■ **INSTRUCTION**:
Verbatim output of all the material below is required.

■ **RECORDS FOR THIS EXERCISE**:

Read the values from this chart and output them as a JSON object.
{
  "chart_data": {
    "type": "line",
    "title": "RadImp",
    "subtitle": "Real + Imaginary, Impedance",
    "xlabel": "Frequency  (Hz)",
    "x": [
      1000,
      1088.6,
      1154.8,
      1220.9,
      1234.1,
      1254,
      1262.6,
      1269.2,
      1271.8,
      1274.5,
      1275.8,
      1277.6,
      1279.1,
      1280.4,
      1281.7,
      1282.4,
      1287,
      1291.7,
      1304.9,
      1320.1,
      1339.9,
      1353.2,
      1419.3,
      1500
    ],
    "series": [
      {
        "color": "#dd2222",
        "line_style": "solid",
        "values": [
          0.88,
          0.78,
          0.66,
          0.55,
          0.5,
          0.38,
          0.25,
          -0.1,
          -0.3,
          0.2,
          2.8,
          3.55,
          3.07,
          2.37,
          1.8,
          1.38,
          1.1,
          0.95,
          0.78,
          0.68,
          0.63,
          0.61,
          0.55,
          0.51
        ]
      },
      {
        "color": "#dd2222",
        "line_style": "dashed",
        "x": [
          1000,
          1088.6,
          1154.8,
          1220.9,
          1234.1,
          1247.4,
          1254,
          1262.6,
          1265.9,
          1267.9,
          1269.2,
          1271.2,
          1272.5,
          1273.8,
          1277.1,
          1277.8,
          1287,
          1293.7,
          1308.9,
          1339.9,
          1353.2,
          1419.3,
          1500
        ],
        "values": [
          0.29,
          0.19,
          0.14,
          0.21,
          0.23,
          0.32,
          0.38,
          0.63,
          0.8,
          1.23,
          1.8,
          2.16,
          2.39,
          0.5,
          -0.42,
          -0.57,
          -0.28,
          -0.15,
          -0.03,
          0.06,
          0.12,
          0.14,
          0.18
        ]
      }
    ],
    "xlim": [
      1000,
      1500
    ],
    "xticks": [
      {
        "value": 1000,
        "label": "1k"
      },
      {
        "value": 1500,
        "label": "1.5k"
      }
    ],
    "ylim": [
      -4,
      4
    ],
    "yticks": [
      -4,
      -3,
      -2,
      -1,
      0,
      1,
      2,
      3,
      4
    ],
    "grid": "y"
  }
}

■ **FULL OUTPUT**:
Read the values from this chart and output them as a JSON object.
{
  "chart_data": {
    "type": "line",
    "title": "RadImp",
    "subtitle": "Real + Imaginary, Impedance",
    "xlabel": "Frequency  (Hz)",
    "x": [
      1000,
      1088.6,
      1154.8,
      1220.9,
      1234.1,
      1254,
      1262.6,
      1269.2,
      1271.8,
      1274.5,
      1275.8,
      1277.6,
      1279.1,
      1280.4,
      1281.7,
      1282.4,
      1287,
      1291.7,
      1304.9,
      1320.1,
      1339.9,
      1353.2,
      1419.3,
      1500
    ],
    "series": [
      {
        "color": "#dd2222",
        "line_style": "solid",
        "values": [
          0.88,
          0.78,
          0.66,
          0.55,
          0.5,
          0.38,
          0.25,
          -0.1,
          -0.3,
          0.2,
          2.8,
          3.55,
          3.07,
          2.37,
          1.8,
          1.38,
          1.1,
          0.95,
          0.78,
          0.68,
          0.63,
          0.61,
          0.55,
          0.51
        ]
      },
      {
        "color": "#dd2222",
        "line_style": "dashed",
        "x": [
          1000,
          1088.6,
          1154.8,
          1220.9,
          1234.1,
          1247.4,
          1254,
          1262.6,
          1265.9,
          1267.9,
          1269.2,
          1271.2,
          1272.5,
          1273.8,
          1277.1,
          1277.8,
          1287,
          1293.7,
          1308.9,
          1339.9,
          1353.2,
          1419.3,
          1500
        ],
        "values": [
          0.29,
          0.19,
          0.14,
          0.21,
          0.23,
          0.32,
          0.38,
          0.63,
          0.8,
          1.23,
          1.8,
          2.16,
          2.39,
          0.5,
          -0.42,
          -0.57,
          -0.28,
          -0.15,
          -0.03,
          0.06,
          0.12,
          0.14,
          0.18
        ]
      }
    ],
    "xlim": [
      1000,
      1500
    ],
    "xticks": [
      {
        "value": 1000,
        "label": "1k"
      },
      {
        "value": 1500,
        "label": "1.5k"
      }
    ],
    "ylim": [
      -4,
      4
    ],
    "yticks": [
      -4,
      -3,
      -2,
      -1,
      0,
      1,
      2,
      3,
      4
    ],
    "grid": "y"
  }
}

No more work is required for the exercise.